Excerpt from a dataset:

· · · · ·

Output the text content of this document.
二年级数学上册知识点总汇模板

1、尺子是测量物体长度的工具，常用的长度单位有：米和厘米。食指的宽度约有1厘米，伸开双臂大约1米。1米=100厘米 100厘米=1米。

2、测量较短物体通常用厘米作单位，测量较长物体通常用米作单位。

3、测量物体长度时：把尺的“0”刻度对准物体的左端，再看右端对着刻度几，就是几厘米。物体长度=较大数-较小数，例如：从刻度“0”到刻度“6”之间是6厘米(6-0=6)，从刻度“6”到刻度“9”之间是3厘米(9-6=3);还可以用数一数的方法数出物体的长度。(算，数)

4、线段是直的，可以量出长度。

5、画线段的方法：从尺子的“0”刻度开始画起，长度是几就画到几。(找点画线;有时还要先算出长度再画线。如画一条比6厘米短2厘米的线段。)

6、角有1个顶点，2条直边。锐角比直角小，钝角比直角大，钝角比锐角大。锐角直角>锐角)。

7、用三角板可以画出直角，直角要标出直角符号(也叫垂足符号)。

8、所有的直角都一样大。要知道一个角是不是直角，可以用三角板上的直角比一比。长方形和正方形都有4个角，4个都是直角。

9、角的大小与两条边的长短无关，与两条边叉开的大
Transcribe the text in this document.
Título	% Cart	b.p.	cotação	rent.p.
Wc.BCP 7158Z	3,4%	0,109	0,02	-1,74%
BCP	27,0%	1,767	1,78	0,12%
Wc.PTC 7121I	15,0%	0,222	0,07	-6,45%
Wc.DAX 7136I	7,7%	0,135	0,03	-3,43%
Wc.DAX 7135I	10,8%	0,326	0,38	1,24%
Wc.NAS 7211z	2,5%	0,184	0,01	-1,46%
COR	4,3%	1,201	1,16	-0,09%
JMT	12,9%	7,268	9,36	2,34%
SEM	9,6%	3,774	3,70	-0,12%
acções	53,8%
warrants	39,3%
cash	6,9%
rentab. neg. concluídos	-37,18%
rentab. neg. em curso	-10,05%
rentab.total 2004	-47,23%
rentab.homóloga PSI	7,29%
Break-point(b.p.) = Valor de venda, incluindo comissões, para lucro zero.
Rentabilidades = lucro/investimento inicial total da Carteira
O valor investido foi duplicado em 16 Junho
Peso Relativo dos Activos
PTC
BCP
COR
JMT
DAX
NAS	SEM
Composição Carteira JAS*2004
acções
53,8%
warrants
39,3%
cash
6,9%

· · · · ·

_YOUR INSTRUCTIONS:_ Only lines holding the string "lucro" are wanted; gather each one from the entries above.

_EXPECTED OUTPUT:_
Break-point(b.p.) = Valor de venda, incluindo comissões, para lucro zero.
Rentabilidades = lucro/investimento inicial total da Carteira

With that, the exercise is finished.